Directions for this task: Make an exact copy of the lines below.

--- Start of Task input ---

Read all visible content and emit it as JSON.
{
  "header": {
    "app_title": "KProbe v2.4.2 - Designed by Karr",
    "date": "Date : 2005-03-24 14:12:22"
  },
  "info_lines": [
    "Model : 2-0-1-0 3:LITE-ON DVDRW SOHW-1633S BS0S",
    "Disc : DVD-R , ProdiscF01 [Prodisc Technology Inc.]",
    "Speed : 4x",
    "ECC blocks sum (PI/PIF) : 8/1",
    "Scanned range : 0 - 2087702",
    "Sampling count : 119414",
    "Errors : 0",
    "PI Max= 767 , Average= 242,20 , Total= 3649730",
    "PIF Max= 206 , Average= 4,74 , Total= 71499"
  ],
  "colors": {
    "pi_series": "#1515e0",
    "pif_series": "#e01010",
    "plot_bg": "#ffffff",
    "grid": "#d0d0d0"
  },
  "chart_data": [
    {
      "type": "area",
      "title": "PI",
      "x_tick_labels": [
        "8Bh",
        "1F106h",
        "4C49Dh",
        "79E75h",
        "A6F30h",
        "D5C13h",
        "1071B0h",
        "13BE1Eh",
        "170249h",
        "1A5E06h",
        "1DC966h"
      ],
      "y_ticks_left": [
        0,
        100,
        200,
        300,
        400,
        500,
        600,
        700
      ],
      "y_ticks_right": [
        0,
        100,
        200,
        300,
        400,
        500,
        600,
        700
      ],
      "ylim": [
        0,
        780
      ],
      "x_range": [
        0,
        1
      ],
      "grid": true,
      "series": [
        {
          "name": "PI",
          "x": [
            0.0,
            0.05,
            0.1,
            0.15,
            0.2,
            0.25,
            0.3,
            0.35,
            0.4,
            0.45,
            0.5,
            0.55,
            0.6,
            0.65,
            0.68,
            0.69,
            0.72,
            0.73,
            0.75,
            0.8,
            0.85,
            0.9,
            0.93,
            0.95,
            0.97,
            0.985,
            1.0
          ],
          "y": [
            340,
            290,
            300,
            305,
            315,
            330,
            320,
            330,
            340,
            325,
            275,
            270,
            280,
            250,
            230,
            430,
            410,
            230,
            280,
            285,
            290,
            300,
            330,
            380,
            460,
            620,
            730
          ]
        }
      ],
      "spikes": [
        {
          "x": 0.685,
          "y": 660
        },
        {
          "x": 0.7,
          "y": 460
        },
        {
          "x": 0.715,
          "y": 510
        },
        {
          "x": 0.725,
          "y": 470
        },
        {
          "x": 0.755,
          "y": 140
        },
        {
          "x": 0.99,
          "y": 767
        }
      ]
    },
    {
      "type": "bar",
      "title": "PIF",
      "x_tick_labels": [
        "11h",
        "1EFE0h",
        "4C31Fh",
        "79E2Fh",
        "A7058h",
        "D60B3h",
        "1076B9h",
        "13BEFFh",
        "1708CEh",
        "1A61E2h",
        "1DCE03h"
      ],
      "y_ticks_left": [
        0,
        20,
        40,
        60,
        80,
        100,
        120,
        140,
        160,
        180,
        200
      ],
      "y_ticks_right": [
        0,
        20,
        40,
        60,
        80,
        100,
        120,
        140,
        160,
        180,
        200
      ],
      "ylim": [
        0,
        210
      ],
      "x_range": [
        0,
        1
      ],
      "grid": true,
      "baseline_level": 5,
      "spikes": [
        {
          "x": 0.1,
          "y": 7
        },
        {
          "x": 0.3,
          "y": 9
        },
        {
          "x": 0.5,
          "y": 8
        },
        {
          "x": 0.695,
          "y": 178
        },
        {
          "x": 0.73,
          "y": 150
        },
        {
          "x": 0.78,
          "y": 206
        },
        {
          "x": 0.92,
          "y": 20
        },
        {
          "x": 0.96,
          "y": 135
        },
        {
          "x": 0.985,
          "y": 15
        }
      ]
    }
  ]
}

--- End of Task input ---

Response:
Read all visible content and emit it as JSON.
{
  "header": {
    "app_title": "KProbe v2.4.2 - Designed by Karr",
    "date": "Date : 2005-03-24 14:12:22"
  },
  "info_lines": [
    "Model : 2-0-1-0 3:LITE-ON DVDRW SOHW-1633S BS0S",
    "Disc : DVD-R , ProdiscF01 [Prodisc Technology Inc.]",
    "Speed : 4x",
    "ECC blocks sum (PI/PIF) : 8/1",
    "Scanned range : 0 - 2087702",
    "Sampling count : 119414",
    "Errors : 0",
    "PI Max= 767 , Average= 242,20 , Total= 3649730",
    "PIF Max= 206 , Average= 4,74 , Total= 71499"
  ],
  "colors": {
    "pi_series": "#1515e0",
    "pif_series": "#e01010",
    "plot_bg": "#ffffff",
    "grid": "#d0d0d0"
  },
  "chart_data": [
    {
      "type": "area",
      "title": "PI",
      "x_tick_labels": [
        "8Bh",
        "1F106h",
        "4C49Dh",
        "79E75h",
        "A6F30h",
        "D5C13h",
        "1071B0h",
        "13BE1Eh",
        "170249h",
        "1A5E06h",
        "1DC966h"
      ],
      "y_ticks_left": [
        0,
        100,
        200,
        300,
        400,
        500,
        600,
        700
      ],
      "y_ticks_right": [
        0,
        100,
        200,
        300,
        400,
        500,
        600,
        700
      ],
      "ylim": [
        0,
        780
      ],
      "x_range": [
        0,
        1
      ],
      "grid": true,
      "series": [
        {
          "name": "PI",
          "x": [
            0.0,
            0.05,
            0.1,
            0.15,
            0.2,
            0.25,
            0.3,
            0.35,
            0.4,
            0.45,
            0.5,
            0.55,
            0.6,
            0.65,
            0.68,
            0.69,
            0.72,
            0.73,
            0.75,
            0.8,
            0.85,
            0.9,
            0.93,
            0.95,
            0.97,
            0.985,
            1.0
          ],
          "y": [
            340,
            290,
            300,
            305,
            315,
            330,
            320,
            330,
            340,
            325,
            275,
            270,
            280,
            250,
            230,
            430,
            410,
            230,
            280,
            285,
            290,
            300,
            330,
            380,
            460,
            620,
            730
          ]
        }
      ],
      "spikes": [
        {
          "x": 0.685,
          "y": 660
        },
        {
          "x": 0.7,
          "y": 460
        },
        {
          "x": 0.715,
          "y": 510
        },
        {
          "x": 0.725,
          "y": 470
        },
        {
          "x": 0.755,
          "y": 140
        },
        {
          "x": 0.99,
          "y": 767
        }
      ]
    },
    {
      "type": "bar",
      "title": "PIF",
      "x_tick_labels": [
        "11h",
        "1EFE0h",
        "4C31Fh",
        "79E2Fh",
        "A7058h",
        "D60B3h",
        "1076B9h",
        "13BEFFh",
        "1708CEh",
        "1A61E2h",
        "1DCE03h"
      ],
      "y_ticks_left": [
        0,
        20,
        40,
        60,
        80,
        100,
        120,
        140,
        160,
        180,
        200
      ],
      "y_ticks_right": [
        0,
        20,
        40,
        60,
        80,
        100,
        120,
        140,
        160,
        180,
        200
      ],
      "ylim": [
        0,
        210
      ],
      "x_range": [
        0,
        1
      ],
      "grid": true,
      "baseline_level": 5,
      "spikes": [
        {
          "x": 0.1,
          "y": 7
        },
        {
          "x": 0.3,
          "y": 9
        },
        {
          "x": 0.5,
          "y": 8
        },
        {
          "x": 0.695,
          "y": 178
        },
        {
          "x": 0.73,
          "y": 150
        },
        {
          "x": 0.78,
          "y": 206
        },
        {
          "x": 0.92,
          "y": 20
        },
        {
          "x": 0.96,
          "y": 135
        },
        {
          "x": 0.985,
          "y": 15
        }
      ]
    }
  ]
}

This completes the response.